### Énoncé de l'exercice
Recopiez sans rien changer les lignes de la liste, en commençant par celle qui contient « summary-card: Summary 1 » et en allant jusqu'à celle qui contient « stat-value: 1 <box>70 206 78 222</box> », ces deux lignes comprises.

### Données fournies

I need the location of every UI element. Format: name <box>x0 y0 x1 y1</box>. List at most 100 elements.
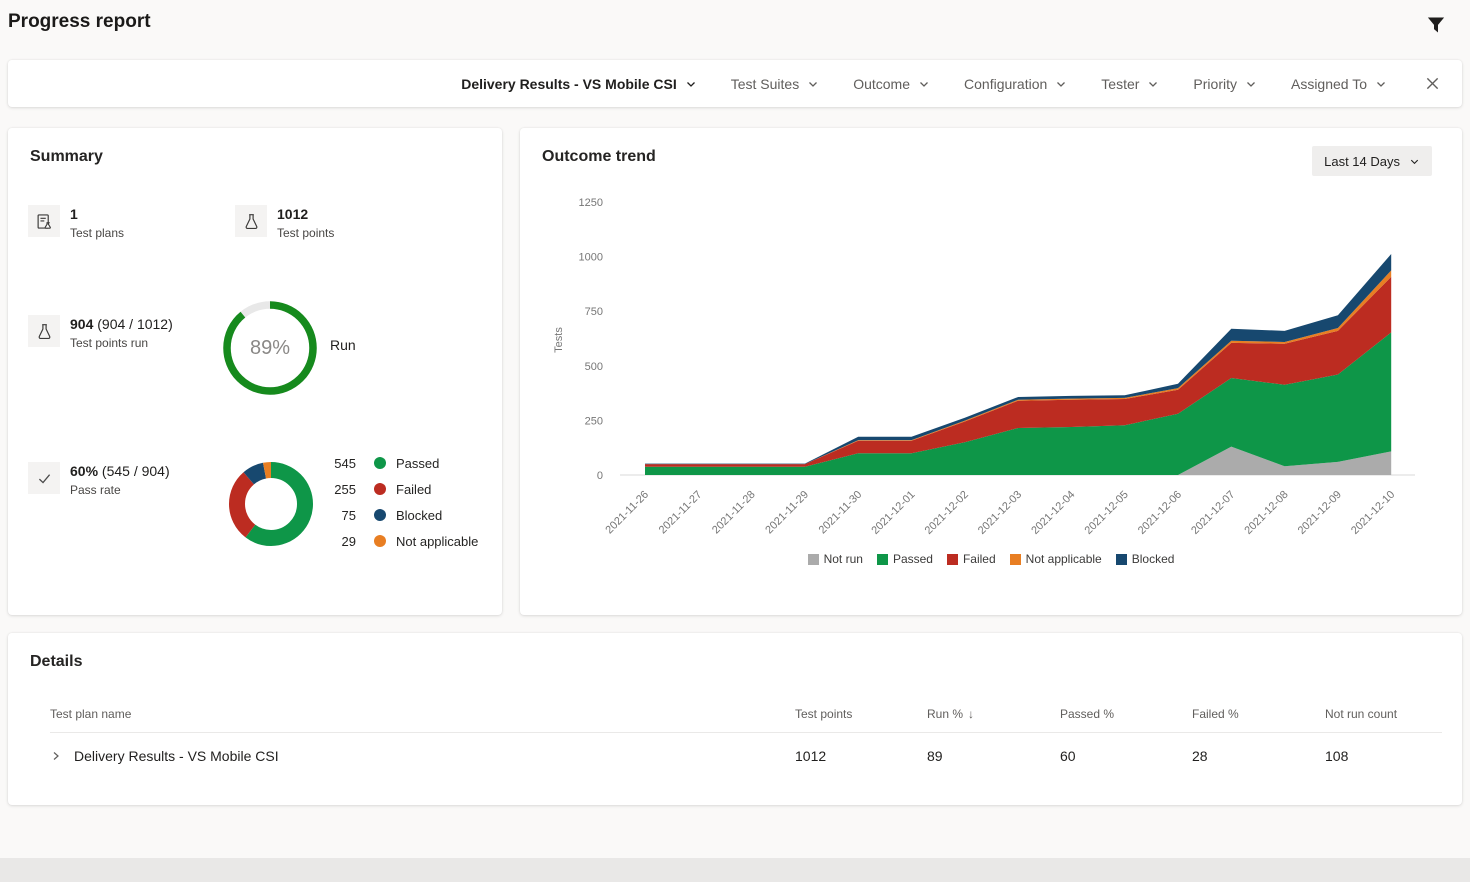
summary-card: Summary 1 Test plans 1012 Test points <box>8 128 502 615</box>
filter-test-suites[interactable]: Test Suites <box>731 76 819 92</box>
trend-legend-item: Passed <box>876 552 933 566</box>
filter-label: Test Suites <box>730 75 800 92</box>
legend-swatch-icon <box>946 553 958 565</box>
area-series-failed <box>645 276 1392 467</box>
legend-item-passed: 545 Passed <box>334 455 440 471</box>
legend-item-not-applicable: 29 Not applicable <box>341 533 479 549</box>
page-title: Progress report <box>8 11 151 32</box>
legend-item-blocked: 75 Blocked <box>341 507 443 523</box>
chevron-down-icon <box>686 81 695 87</box>
filter-test-plan-label: Delivery Results - VS Mobile CSI <box>461 75 677 92</box>
chevron-down-icon <box>1377 81 1385 87</box>
stat-value: 1 <box>70 206 78 222</box>
legend-swatch-icon <box>807 553 819 565</box>
filter-test-plan[interactable]: Delivery Results - VS Mobile CSI <box>461 76 697 92</box>
col-test-plan-name[interactable]: Test plan name <box>50 706 132 721</box>
filter-outcome[interactable]: Outcome <box>853 76 930 92</box>
chevron-down-icon <box>1057 81 1066 87</box>
col-failed-percent[interactable]: Failed % <box>1192 706 1239 721</box>
svg-text:2021-12-10: 2021-12-10 <box>1349 489 1397 537</box>
sort-descending-icon: ↓ <box>968 706 975 721</box>
not-applicable-dot-icon <box>374 535 386 547</box>
svg-text:1000: 1000 <box>579 252 603 264</box>
close-filters-icon[interactable] <box>1425 76 1440 91</box>
outcome-donut-legend: 545 Passed 255 Failed 75 Blocked 29 Not … <box>308 450 478 554</box>
summary-title: Summary <box>30 148 103 165</box>
run-ring-caption: Run <box>330 337 356 353</box>
outcome-trend-title: Outcome trend <box>542 148 656 165</box>
legend-swatch-icon <box>1115 553 1127 565</box>
cell-passed-percent: 60 <box>1060 748 1076 764</box>
trend-legend-item: Not run <box>807 552 863 566</box>
svg-text:1250: 1250 <box>579 197 603 209</box>
details-table-header: Test plan name Test points Run % ↓ Passed… <box>50 695 1442 733</box>
filter-label: Priority <box>1193 75 1237 92</box>
blocked-dot-icon <box>374 509 386 521</box>
check-icon <box>28 462 60 494</box>
passed-dot-icon <box>374 457 386 469</box>
filter-label: Assigned To <box>1290 75 1367 92</box>
col-test-points[interactable]: Test points <box>795 706 853 721</box>
flask-icon <box>28 315 60 347</box>
col-not-run-count[interactable]: Not run count <box>1325 706 1398 721</box>
svg-text:2021-12-01: 2021-12-01 <box>869 489 917 537</box>
expand-chevron-icon[interactable] <box>50 750 62 762</box>
stat-value: 1012 <box>277 206 309 222</box>
legend-swatch-icon <box>1009 553 1021 565</box>
svg-text:2021-12-03: 2021-12-03 <box>976 489 1024 537</box>
filter-tester[interactable]: Tester <box>1101 76 1159 92</box>
filter-funnel-icon[interactable] <box>1426 15 1446 35</box>
cell-run-percent: 89 <box>927 748 943 764</box>
details-title: Details <box>30 653 83 670</box>
chevron-down-icon <box>1410 159 1419 164</box>
stat-label: Test points <box>277 226 335 240</box>
stat-label: Test plans <box>70 226 125 240</box>
donut-segment <box>229 462 313 546</box>
svg-text:Tests: Tests <box>553 327 565 353</box>
svg-text:2021-12-07: 2021-12-07 <box>1189 489 1237 537</box>
bottom-scroll-area <box>0 858 1470 882</box>
svg-text:2021-12-02: 2021-12-02 <box>923 489 971 537</box>
stat-value: 904 (904 / 1012) <box>70 316 173 332</box>
run-ring-percent: 89% <box>249 336 291 359</box>
area-series-passed <box>645 332 1392 475</box>
svg-text:2021-12-08: 2021-12-08 <box>1242 489 1290 537</box>
stat-test-plans: 1 Test plans <box>28 205 124 241</box>
filter-label: Configuration <box>964 75 1048 92</box>
cell-test-points: 1012 <box>795 748 827 764</box>
filter-priority[interactable]: Priority <box>1193 76 1257 92</box>
svg-text:2021-11-29: 2021-11-29 <box>763 489 811 537</box>
filter-assigned-to[interactable]: Assigned To <box>1291 76 1387 92</box>
svg-text:2021-12-04: 2021-12-04 <box>1029 489 1077 537</box>
table-row: Delivery Results - VS Mobile CSI 1012 89… <box>50 733 1442 779</box>
cell-failed-percent: 28 <box>1192 748 1208 764</box>
filter-label: Outcome <box>853 75 911 92</box>
test-plan-row-name[interactable]: Delivery Results - VS Mobile CSI <box>50 748 795 764</box>
svg-text:750: 750 <box>585 306 603 318</box>
svg-text:2021-12-06: 2021-12-06 <box>1136 489 1184 537</box>
details-card: Details Test plan name Test points Run %… <box>8 633 1462 805</box>
outcome-trend-legend: Not run Passed Failed Not applicable Blocked <box>520 552 1462 566</box>
stat-pass-rate: 60% (545 / 904) Pass rate <box>28 462 170 498</box>
outcome-donut-chart <box>221 454 321 554</box>
svg-text:250: 250 <box>585 415 603 427</box>
stat-value: 60% (545 / 904) <box>70 463 170 479</box>
filter-label: Tester <box>1101 75 1140 92</box>
svg-text:2021-11-30: 2021-11-30 <box>817 489 865 537</box>
legend-item-failed: 255 Failed <box>334 481 432 497</box>
date-range-label: Last 14 Days <box>1324 153 1400 169</box>
filter-configuration[interactable]: Configuration <box>964 76 1067 92</box>
chevron-down-icon <box>809 81 818 87</box>
donut-segment <box>223 301 317 395</box>
chevron-down-icon <box>1247 81 1255 87</box>
svg-text:2021-12-09: 2021-12-09 <box>1296 489 1344 537</box>
col-passed-percent[interactable]: Passed % <box>1060 706 1115 721</box>
filter-bar: Delivery Results - VS Mobile CSI Test Su… <box>8 60 1462 107</box>
svg-text:0: 0 <box>597 470 603 482</box>
trend-legend-item: Blocked <box>1115 552 1174 566</box>
stat-label: Pass rate <box>70 483 121 497</box>
svg-text:2021-12-05: 2021-12-05 <box>1083 489 1131 537</box>
col-run-percent[interactable]: Run % ↓ <box>927 706 975 721</box>
date-range-dropdown[interactable]: Last 14 Days <box>1312 146 1432 176</box>
trend-legend-item: Failed <box>946 552 996 566</box>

### Réponse rédigée
summary-card: Summary 1 Test plans 1012 Test points <box>8 128 502 615</box>
filter-test-suites[interactable]: Test Suites <box>731 76 819 92</box>
trend-legend-item: Passed <box>876 552 933 566</box>
filter-label: Test Suites <box>730 75 800 92</box>
legend-swatch-icon <box>946 553 958 565</box>
area-series-failed <box>645 276 1392 467</box>
legend-item-passed: 545 Passed <box>334 455 440 471</box>
legend-item-not-applicable: 29 Not applicable <box>341 533 479 549</box>
page-title: Progress report <box>8 11 151 32</box>
legend-item-blocked: 75 Blocked <box>341 507 443 523</box>
chevron-down-icon <box>686 81 695 87</box>
filter-test-plan-label: Delivery Results - VS Mobile CSI <box>461 75 677 92</box>
chevron-down-icon <box>1377 81 1385 87</box>
stat-value: 1 <box>70 206 78 222</box>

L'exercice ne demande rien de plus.